» Task list:
1. From the Establishment Clause passage, list each point Justice O’Connor stressed about the aid provided under the education grant program.
2. Write the next part of the Establishment Clause passage, picking up after its final sentence.

It is important to note that, as part of this analysis, Justice O’Connor, like the Helms plurality, explicitly rejected the precedents of Meek v. Pittinger and Wolman v. Walter, which had held even the capability for (as opposed to the actual) diversion of government aid to religious purposes to be sufficient grounds to render an otherwise neutral aid program an Establishment Clause violation. Justice O’Connor embraced this position even after distancing herself from what she characterized as the “plurality’s conclusion that actual diversion of government aid to religious indoctrination is consistent with the Establishment Clause.” Finally, Justice O’Connor stressed that the aid provided under the education grant program was “secular, neutral and non-ideological,” supplemented funds from private sources, and was expressly prohibited from being used for religious instruction purposes.
Taking all of these considerations together, it is possible to construct a regime under which faith-based organizations may receive government social service grants in a manner consistent with the latest interpretation of the Establishment Clause. This regime is evidenced in the previously enacted charitable choice laws and in your bill, S.304. The eligibility criteria for receiving a grant are religion neutral. The grant program serves the secular purpose of providing social welfare services to needy individuals. The grant funds are expressly prohibited from being “expended for sectarian worship, instruction or proselytization.” And Justice O’Connor’s sophisticated “objective observer” would not believe that government support for the faith-based provider under this legislation constituted the endorsement of the particular religion. Moreover, the bill’s accounting and auditing requirements are a safeguard against the diversion of funds for religious purposes, as well as an appropriate means of ensuring that public funds are expended for their specifically intended programmatic purposes.

» Dataset extract:
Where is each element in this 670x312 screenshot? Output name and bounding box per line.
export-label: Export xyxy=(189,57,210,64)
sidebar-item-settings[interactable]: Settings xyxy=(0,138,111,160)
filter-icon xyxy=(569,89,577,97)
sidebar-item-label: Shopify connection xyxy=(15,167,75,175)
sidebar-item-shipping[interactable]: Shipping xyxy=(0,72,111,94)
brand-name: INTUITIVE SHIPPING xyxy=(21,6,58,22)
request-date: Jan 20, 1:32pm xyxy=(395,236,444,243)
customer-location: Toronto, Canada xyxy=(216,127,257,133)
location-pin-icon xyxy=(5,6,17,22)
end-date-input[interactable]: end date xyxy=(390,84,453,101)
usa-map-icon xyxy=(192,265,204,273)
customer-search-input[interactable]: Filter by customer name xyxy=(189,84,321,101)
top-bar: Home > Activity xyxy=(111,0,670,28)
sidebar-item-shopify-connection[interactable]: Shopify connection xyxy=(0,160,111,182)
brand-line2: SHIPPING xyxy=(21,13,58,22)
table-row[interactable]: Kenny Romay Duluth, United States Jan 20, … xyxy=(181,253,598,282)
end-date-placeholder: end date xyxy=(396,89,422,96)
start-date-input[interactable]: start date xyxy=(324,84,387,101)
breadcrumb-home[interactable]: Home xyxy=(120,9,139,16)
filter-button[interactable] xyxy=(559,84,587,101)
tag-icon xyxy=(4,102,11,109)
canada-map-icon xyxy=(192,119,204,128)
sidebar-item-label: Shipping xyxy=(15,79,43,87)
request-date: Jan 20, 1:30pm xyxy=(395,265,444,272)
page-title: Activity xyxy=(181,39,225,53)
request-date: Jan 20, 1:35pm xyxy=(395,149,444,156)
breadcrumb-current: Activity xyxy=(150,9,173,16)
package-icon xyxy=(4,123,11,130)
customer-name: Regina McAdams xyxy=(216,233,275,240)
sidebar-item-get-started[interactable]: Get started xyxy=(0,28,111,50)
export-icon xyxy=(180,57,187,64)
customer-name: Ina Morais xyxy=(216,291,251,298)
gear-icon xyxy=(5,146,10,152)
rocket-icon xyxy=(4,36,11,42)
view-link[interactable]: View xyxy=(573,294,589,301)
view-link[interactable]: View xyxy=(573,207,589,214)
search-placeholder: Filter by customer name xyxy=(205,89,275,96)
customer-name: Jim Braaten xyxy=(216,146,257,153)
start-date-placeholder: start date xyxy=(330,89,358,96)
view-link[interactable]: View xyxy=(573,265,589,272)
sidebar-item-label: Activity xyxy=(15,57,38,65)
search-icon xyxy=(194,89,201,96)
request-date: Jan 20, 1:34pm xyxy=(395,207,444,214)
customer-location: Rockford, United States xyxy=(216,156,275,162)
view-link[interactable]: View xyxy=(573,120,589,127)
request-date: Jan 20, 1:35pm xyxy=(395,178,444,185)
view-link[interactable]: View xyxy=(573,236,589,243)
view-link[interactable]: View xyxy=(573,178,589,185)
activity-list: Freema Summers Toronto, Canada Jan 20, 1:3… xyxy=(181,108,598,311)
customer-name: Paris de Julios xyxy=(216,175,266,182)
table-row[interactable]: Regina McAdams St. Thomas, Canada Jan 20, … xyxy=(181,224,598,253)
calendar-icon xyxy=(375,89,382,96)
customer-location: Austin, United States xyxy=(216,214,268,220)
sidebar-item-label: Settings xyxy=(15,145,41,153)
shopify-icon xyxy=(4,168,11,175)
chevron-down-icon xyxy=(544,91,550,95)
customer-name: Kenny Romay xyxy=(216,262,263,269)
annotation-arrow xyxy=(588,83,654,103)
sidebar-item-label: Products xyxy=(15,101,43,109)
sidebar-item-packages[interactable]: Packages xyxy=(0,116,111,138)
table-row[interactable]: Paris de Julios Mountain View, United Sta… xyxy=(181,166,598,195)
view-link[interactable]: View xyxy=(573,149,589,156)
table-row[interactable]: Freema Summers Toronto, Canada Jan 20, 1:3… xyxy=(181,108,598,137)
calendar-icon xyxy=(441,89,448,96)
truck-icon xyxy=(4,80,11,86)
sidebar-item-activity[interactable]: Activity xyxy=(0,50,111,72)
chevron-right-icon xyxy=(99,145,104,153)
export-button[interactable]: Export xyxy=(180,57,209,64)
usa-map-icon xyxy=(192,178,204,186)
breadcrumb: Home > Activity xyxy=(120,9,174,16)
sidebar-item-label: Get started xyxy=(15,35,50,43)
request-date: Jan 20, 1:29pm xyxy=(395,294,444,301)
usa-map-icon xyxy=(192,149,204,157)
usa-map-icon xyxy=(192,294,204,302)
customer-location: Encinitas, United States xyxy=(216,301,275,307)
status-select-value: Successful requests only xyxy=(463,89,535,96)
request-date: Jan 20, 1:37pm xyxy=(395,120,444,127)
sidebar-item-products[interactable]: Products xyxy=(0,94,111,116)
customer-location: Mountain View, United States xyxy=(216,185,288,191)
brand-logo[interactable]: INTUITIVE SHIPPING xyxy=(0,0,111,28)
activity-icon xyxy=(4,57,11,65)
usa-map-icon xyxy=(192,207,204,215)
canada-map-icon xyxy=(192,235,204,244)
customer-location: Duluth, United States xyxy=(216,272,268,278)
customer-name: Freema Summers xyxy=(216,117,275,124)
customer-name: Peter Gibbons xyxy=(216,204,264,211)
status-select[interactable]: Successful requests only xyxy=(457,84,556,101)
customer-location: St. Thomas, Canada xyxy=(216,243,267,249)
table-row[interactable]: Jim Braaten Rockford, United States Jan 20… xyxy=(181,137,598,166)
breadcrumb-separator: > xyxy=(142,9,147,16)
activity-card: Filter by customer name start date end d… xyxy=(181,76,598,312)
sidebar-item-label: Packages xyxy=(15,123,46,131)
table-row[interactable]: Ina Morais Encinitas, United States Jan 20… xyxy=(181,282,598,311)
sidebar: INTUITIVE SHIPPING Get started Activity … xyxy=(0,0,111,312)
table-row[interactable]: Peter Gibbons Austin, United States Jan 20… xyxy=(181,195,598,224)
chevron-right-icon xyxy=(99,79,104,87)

» Solved tasks:
1.
- The aid was “secular, neutral and non-ideological.”
- The aid supplemented funds from private sources.
- The aid was expressly prohibited from being used for religious instruction purposes.

2.
Free Exercise of Religion Considerations; For Program Beneficiaries
There are other safeguards in charitable choice laws that are not necessitated by the Establishment Clause, but by the Constitution’s Free Exercise Clause – a feature of the First Amendment that ought to carry equal weight to the Establishment Clause but, for a variety of reasons, often seems forgotten – even by the Supreme Court.
As members of a minority religion in this country, we in the Orthodox Jewish community are terribly sensitive to the issue of religious coercion in general, and certainly in situations where government support, albeit indirect, is involved. We believe government should bolster the “first freedom” of religious liberty at every opportunity. Thus, we would insist that there be adequate safeguards to prevent any eligible beneficiary from being religiously coerced by a government-supported service provider. We believe that a requirement that each beneficiary be entitled to a readily accessible alternative service program and that each beneficiary be put on specific notice that they are entitled to such an alternative is the proper method for dealing with this issue. Moreover, as a condition for receiving federal assistance, faith providers must agree not to refuse to serve an eligible beneficiary on the basis of their religion or their refusal to hold a particular religious belief. These safeguards are contained in S.304.
Free Exercise of Religion Considerations; For Faith-Based Providers
There are also critical religious liberty considerations with regard to the protections afforded to religious organizations by the Constitution and federal civil rights laws. As you are already aware, the one that has received considerable attention from critics of the faith-based initiative is the thirty-seven year old federal law permitting religious organizations to hire employees on the basis of religion. A few basic points must be made with regard to this argument which, I believe, will set the record straight and refute the accusation that suggests that all American houses of worship are, in fact, houses of bigotry.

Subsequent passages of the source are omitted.